■ Défis
(1) Répondez brièvement à ces questions sur le texte consacré aux prisonniers de guerre marocains à Oum Chiat :
(a) À quelle distance de Zouirat, et dans quelle direction, se trouve Oum Chiat ?
(b) Combien de têtes comptait environ le cheptel de chameaux d'Oum Chiat ?
(c) Quels travaux faisait-on faire aux prisonniers de guerre marocains à Oum Chiat ?
(2) Recopiez à l'identique, dans les enregistrements, la partie qui s'ouvre sur la ligne contenant « ei-label: EImean = 70.4 » et se ferme sur la ligne contenant « bar — [573, 950, 585, 955] ».

Dans ce nouvel épisode de cette série, Ali Najab, ex-pilote de chasse, évoque l’évasion pour la première fois depuis le territoire mauritanien de six prisonniers de guerre marocains. Une évasion épique…
Certains prisonniers de guerre marocains avaient été effectivement emmenés à Oum Chiat à peu près 150 km à l’Est de Zouirat au nord de la Mauritanie.
Oum Chiat était l’endroit où se trouvait le plus grand cheptel de chameaux (1500 têtes environ) qui fut mis à la disposition de deux chefs Brahim Ghali et Mohammed Ould Lbouhali soi-disant ministres de la défense du polisario, fonction qu’ils avaient occupée l’un après l’autre.
Les prisonniers de guerre marocains étaient emmenés à Oum Chiat pour creuser des puits et tirer l’eau pour le cheptel. Il y avait aussi des troupeaux de chèvres.

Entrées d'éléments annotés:

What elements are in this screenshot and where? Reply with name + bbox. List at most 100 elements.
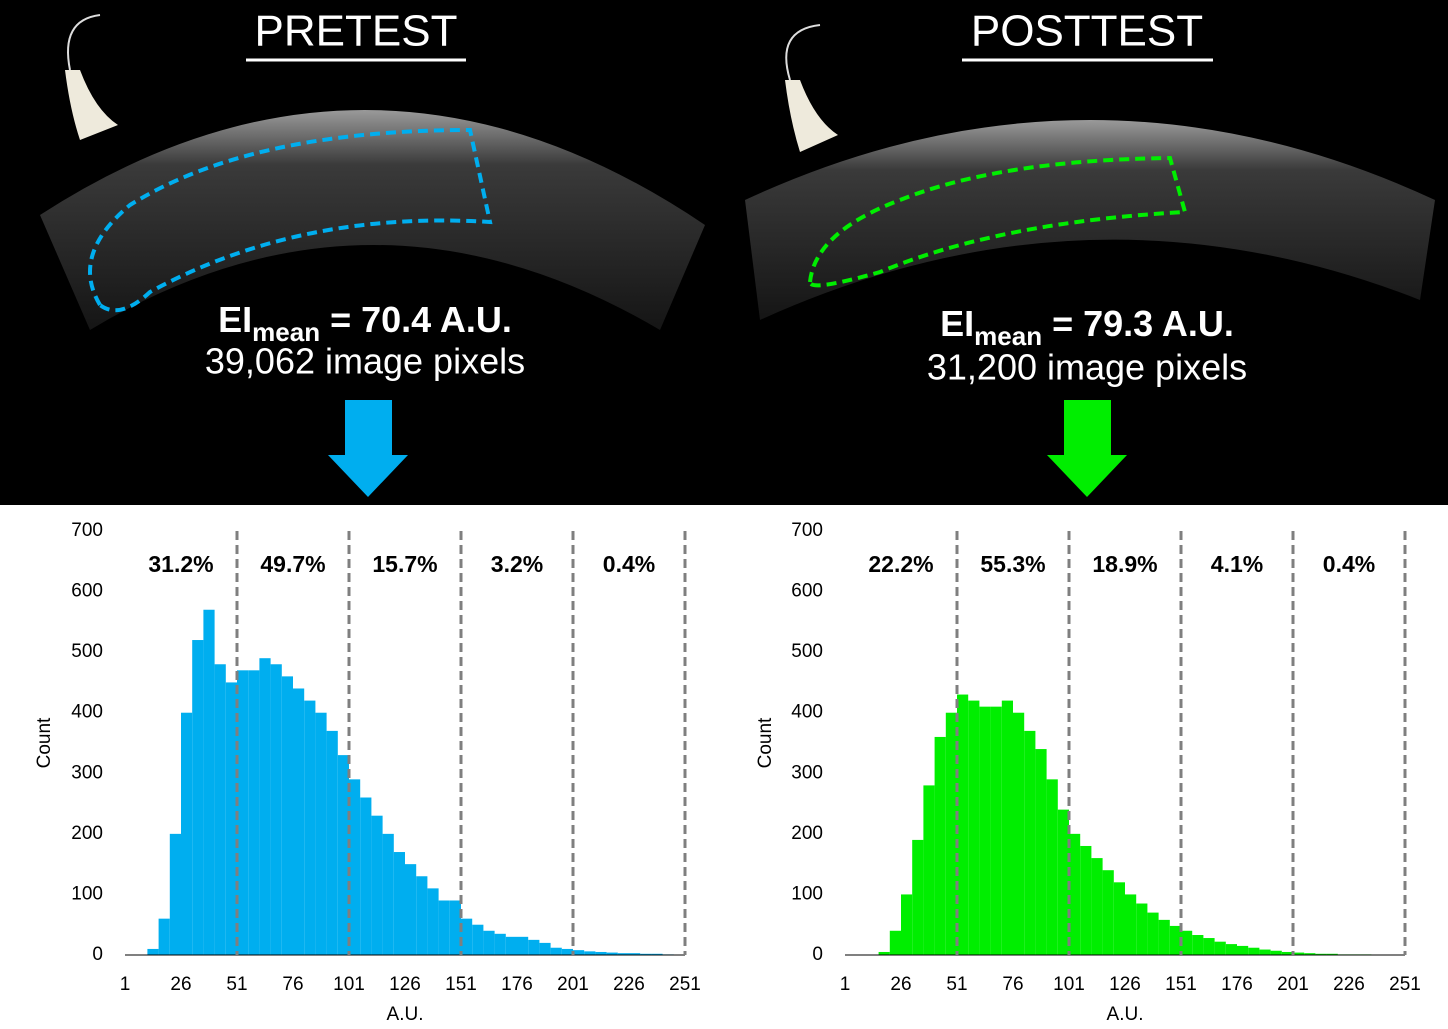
ei-label: EImean = 70.4 A.U. — [218, 299, 512, 347]
bar — [1225, 944, 1237, 955]
ei-label: EImean = 79.3 A.U. — [940, 303, 1234, 351]
bar — [617, 953, 629, 955]
bar — [461, 918, 473, 955]
x-tick-label: 26 — [890, 974, 911, 995]
x-tick-label: 201 — [1277, 974, 1309, 995]
ei: EI — [218, 299, 252, 340]
bar — [957, 694, 969, 955]
bar — [147, 948, 159, 955]
bar — [573, 950, 585, 955]
panel-title: PRETEST — [255, 7, 458, 56]
x-tick-label: 151 — [1165, 974, 1197, 995]
bar — [1001, 700, 1013, 955]
y-tick-label: 300 — [791, 762, 823, 783]
x-tick-label: 151 — [445, 974, 477, 995]
bar — [1192, 935, 1204, 955]
bar — [371, 815, 383, 955]
bar — [1259, 949, 1271, 955]
y-axis-title: Count — [34, 717, 55, 768]
bar — [1214, 941, 1226, 955]
region-percent: 22.2% — [868, 551, 933, 577]
x-tick-label: 251 — [1389, 974, 1421, 995]
arrow — [1047, 400, 1127, 497]
bar — [169, 833, 181, 955]
region-percent: 31.2% — [148, 551, 213, 577]
bar — [1125, 894, 1137, 955]
region-percent: 55.3% — [980, 551, 1045, 577]
bar — [584, 951, 596, 955]
bar — [878, 951, 890, 955]
bar — [360, 797, 372, 955]
bar — [382, 833, 394, 955]
x-tick-label: 51 — [226, 974, 247, 995]
y-tick-label: 400 — [791, 702, 823, 723]
bar — [595, 951, 607, 955]
bar — [259, 658, 271, 955]
region-percent: 18.9% — [1092, 551, 1157, 577]
ei-value: = 70.4 A.U. — [320, 299, 512, 340]
bar — [337, 755, 349, 955]
bar — [979, 706, 991, 955]
bar — [934, 736, 946, 955]
bar — [1248, 947, 1260, 955]
bar — [214, 664, 226, 955]
bar — [912, 839, 924, 955]
bar — [225, 682, 237, 955]
bar — [1080, 845, 1092, 955]
y-tick-label: 200 — [71, 823, 103, 844]
region-percent: 49.7% — [260, 551, 325, 577]
bar — [438, 900, 450, 955]
roi-outline — [808, 155, 1188, 288]
bar — [901, 894, 913, 955]
bar — [1293, 952, 1305, 955]
bar — [315, 712, 327, 955]
region-percent: 4.1% — [1211, 551, 1263, 577]
bar — [326, 730, 338, 955]
x-tick-label: 76 — [282, 974, 303, 995]
y-tick-label: 300 — [71, 762, 103, 783]
y-tick-label: 200 — [791, 823, 823, 844]
bar — [1102, 870, 1114, 955]
bar — [405, 864, 417, 955]
x-tick-label: 176 — [501, 974, 533, 995]
x-tick-label: 226 — [1333, 974, 1365, 995]
bar — [1035, 749, 1047, 955]
bar — [539, 942, 551, 955]
ei-sub: mean — [974, 321, 1042, 351]
bar — [1069, 833, 1081, 955]
y-tick-label: 500 — [791, 641, 823, 662]
bar — [1024, 730, 1036, 955]
x-tick-label: 51 — [946, 974, 967, 995]
x-tick-label: 1 — [120, 974, 131, 995]
x-axis-title: A.U. — [387, 1004, 424, 1025]
bar — [1057, 809, 1069, 955]
y-tick-label: 100 — [71, 883, 103, 904]
y-tick-label: 400 — [71, 702, 103, 723]
y-tick-label: 700 — [71, 520, 103, 541]
region-percent: 15.7% — [372, 551, 437, 577]
x-tick-label: 201 — [557, 974, 589, 995]
bar — [416, 876, 428, 955]
pixel-count: 39,062 image pixels — [205, 341, 525, 382]
ultrasound-image — [40, 109, 705, 330]
x-tick-label: 26 — [170, 974, 191, 995]
ei-value: = 79.3 A.U. — [1042, 303, 1234, 344]
y-axis-title: Count — [755, 717, 776, 768]
bar — [1237, 945, 1249, 955]
y-tick-label: 0 — [92, 944, 103, 965]
bar — [304, 700, 316, 955]
probe-icon — [65, 14, 118, 140]
x-tick-label: 126 — [389, 974, 421, 995]
bar — [1304, 953, 1316, 955]
bar — [1169, 925, 1181, 955]
bar — [192, 640, 204, 955]
roi-outline — [88, 127, 493, 313]
bar — [1326, 953, 1338, 955]
probe-icon — [785, 24, 838, 152]
bar — [158, 918, 170, 955]
x-tick-label: 251 — [669, 974, 701, 995]
bar — [483, 930, 495, 955]
x-tick-label: 101 — [1053, 974, 1085, 995]
bar — [349, 779, 361, 955]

■ Les réponses
(1)
(a) À peu près 150 km à l'Est de Zouirat.
(b) Environ 1500 têtes.
(c) Creuser des puits et tirer l'eau pour le cheptel.

(2)
ei-label: EImean = 70.4 A.U. — [218, 299, 512, 347]
bar — [1225, 944, 1237, 955]
ei-label: EImean = 79.3 A.U. — [940, 303, 1234, 351]
bar — [617, 953, 629, 955]
bar — [461, 918, 473, 955]
x-tick-label: 26 — [890, 974, 911, 995]
x-tick-label: 201 — [1277, 974, 1309, 995]
ei: EI — [218, 299, 252, 340]
bar — [957, 694, 969, 955]
bar — [147, 948, 159, 955]
bar — [573, 950, 585, 955]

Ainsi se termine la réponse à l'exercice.